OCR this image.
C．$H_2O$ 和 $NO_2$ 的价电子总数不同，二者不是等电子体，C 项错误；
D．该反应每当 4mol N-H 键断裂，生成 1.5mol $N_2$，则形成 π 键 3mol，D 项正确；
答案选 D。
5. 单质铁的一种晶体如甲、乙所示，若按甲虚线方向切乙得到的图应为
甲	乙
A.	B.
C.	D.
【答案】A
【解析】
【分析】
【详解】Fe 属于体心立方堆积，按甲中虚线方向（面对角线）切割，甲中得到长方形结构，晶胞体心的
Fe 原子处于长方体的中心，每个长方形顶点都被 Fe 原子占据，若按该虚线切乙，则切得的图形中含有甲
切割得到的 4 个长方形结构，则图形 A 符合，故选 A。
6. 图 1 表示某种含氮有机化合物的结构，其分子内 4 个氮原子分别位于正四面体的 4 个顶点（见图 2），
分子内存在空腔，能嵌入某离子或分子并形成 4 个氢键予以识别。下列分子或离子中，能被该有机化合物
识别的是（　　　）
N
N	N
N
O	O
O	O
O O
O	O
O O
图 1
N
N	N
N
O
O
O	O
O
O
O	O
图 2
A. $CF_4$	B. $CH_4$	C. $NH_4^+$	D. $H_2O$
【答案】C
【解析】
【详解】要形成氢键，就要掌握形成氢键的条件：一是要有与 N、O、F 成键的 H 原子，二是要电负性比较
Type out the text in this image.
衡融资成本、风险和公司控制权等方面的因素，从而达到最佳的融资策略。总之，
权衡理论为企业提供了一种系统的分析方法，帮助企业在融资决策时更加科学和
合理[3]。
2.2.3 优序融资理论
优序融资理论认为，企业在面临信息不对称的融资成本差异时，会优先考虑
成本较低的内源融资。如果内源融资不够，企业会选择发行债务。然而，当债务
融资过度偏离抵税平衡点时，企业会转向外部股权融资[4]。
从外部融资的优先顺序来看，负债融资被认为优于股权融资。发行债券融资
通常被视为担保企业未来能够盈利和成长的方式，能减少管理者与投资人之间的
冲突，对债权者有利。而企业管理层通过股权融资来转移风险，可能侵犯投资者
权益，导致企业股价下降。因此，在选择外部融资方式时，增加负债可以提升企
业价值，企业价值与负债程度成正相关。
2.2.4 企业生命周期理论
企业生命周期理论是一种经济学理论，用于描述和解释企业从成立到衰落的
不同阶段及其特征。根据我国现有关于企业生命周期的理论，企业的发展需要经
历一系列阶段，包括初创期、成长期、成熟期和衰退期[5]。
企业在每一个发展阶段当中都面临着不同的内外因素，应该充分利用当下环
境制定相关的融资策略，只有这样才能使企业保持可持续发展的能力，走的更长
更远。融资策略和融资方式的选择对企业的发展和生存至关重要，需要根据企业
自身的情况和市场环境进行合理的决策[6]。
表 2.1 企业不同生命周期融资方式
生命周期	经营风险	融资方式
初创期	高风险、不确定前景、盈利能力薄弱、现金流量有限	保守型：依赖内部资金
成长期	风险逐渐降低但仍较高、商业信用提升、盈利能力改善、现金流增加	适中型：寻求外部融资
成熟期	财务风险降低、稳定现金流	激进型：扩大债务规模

═══

WRITTEN PROBLEM: Copy out each line of the data where the string "image" appears.

WRITTEN SOLUTION:
OCR this image.
Type out the text in this image.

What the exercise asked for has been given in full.